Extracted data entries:
# # # #

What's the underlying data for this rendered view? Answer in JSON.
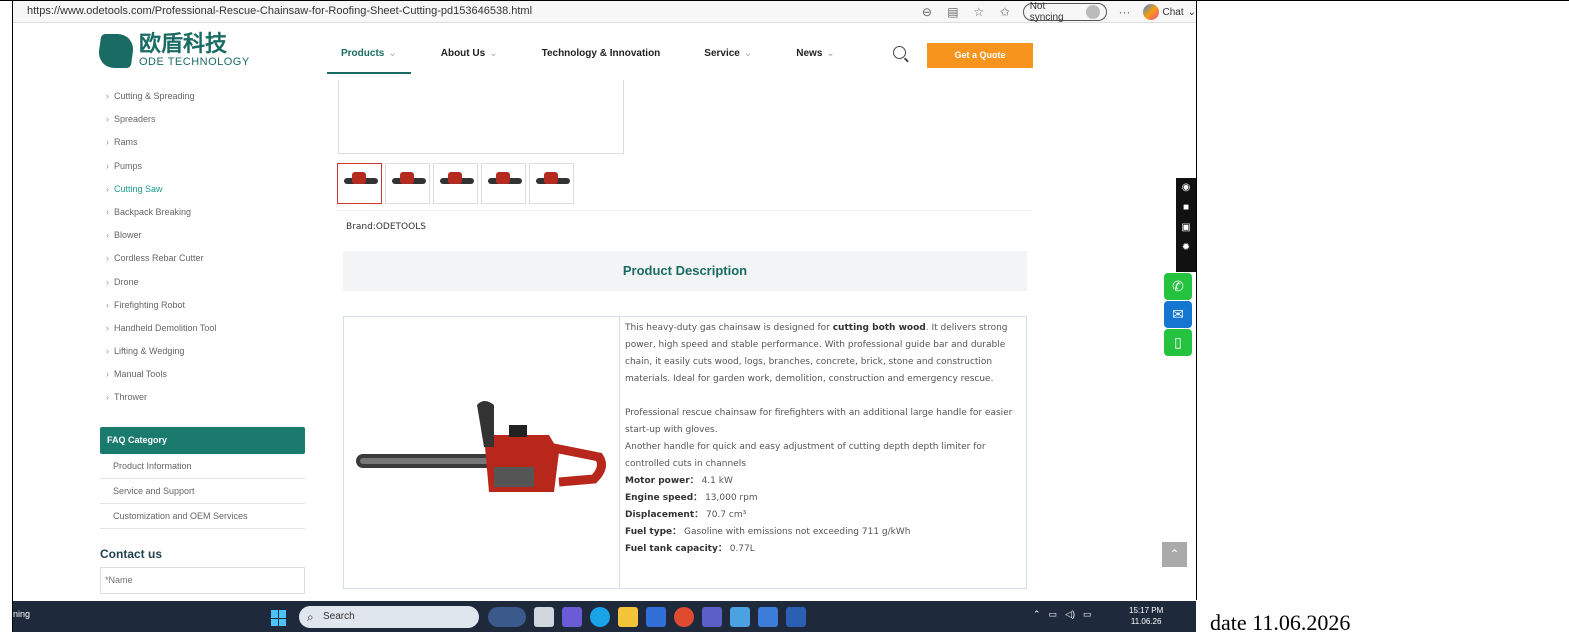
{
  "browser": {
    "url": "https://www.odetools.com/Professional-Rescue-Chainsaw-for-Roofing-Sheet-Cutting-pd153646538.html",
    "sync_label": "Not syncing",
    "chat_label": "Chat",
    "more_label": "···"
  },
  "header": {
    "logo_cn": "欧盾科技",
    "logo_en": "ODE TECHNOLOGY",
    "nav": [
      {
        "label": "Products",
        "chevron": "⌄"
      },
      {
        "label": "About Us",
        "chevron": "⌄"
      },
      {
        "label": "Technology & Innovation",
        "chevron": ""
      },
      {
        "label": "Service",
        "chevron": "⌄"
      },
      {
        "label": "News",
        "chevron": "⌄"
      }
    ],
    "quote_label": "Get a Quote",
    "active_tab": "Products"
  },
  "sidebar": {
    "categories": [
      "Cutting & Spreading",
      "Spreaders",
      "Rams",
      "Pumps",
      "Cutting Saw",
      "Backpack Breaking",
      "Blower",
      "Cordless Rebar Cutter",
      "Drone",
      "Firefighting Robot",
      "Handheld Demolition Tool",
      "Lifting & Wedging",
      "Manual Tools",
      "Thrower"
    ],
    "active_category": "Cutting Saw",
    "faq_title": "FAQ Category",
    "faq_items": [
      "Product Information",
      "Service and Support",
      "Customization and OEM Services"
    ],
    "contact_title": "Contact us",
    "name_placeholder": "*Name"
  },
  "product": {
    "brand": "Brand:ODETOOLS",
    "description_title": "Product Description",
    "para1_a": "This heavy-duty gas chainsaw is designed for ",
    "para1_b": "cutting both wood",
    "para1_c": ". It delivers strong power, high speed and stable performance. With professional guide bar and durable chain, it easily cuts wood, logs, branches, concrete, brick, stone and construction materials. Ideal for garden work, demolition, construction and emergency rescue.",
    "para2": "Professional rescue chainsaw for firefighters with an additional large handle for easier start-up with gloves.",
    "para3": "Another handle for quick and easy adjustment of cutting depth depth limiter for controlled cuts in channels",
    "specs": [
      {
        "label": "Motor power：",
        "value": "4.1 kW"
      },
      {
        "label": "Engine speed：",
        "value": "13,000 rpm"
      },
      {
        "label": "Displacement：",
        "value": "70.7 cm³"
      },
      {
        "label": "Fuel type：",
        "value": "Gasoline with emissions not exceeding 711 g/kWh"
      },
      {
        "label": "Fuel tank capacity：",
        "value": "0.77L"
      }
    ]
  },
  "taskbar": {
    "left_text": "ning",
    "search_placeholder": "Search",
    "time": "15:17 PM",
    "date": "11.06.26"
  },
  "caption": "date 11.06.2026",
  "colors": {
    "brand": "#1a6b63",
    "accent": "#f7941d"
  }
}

# # # #

Exercise instructions: Of the lines in the material, how many include "handle"? Respond with the number alone.

Finished answer: 2